[Stored data]
^^^^

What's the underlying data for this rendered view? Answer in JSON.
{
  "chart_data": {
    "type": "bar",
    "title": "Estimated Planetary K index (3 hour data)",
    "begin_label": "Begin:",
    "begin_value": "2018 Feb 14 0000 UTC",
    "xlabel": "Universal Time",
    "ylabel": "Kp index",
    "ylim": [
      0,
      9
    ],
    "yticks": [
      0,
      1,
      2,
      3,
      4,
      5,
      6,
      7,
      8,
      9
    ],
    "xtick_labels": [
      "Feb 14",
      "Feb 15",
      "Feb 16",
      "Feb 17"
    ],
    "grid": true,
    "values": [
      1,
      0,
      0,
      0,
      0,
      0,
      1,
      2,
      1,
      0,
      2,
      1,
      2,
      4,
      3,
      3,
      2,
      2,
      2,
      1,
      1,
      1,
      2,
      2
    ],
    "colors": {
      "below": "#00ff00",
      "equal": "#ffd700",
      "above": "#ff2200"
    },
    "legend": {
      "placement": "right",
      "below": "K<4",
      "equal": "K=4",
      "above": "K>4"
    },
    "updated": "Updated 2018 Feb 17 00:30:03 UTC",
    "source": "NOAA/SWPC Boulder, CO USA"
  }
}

^^^^

* Work required *
All of the data needs to be reproduced exactly, with no line missing.

* Solution to this task *
What's the underlying data for this rendered view? Answer in JSON.
{
  "chart_data": {
    "type": "bar",
    "title": "Estimated Planetary K index (3 hour data)",
    "begin_label": "Begin:",
    "begin_value": "2018 Feb 14 0000 UTC",
    "xlabel": "Universal Time",
    "ylabel": "Kp index",
    "ylim": [
      0,
      9
    ],
    "yticks": [
      0,
      1,
      2,
      3,
      4,
      5,
      6,
      7,
      8,
      9
    ],
    "xtick_labels": [
      "Feb 14",
      "Feb 15",
      "Feb 16",
      "Feb 17"
    ],
    "grid": true,
    "values": [
      1,
      0,
      0,
      0,
      0,
      0,
      1,
      2,
      1,
      0,
      2,
      1,
      2,
      4,
      3,
      3,
      2,
      2,
      2,
      1,
      1,
      1,
      2,
      2
    ],
    "colors": {
      "below": "#00ff00",
      "equal": "#ffd700",
      "above": "#ff2200"
    },
    "legend": {
      "placement": "right",
      "below": "K<4",
      "equal": "K=4",
      "above": "K>4"
    },
    "updated": "Updated 2018 Feb 17 00:30:03 UTC",
    "source": "NOAA/SWPC Boulder, CO USA"
  }
}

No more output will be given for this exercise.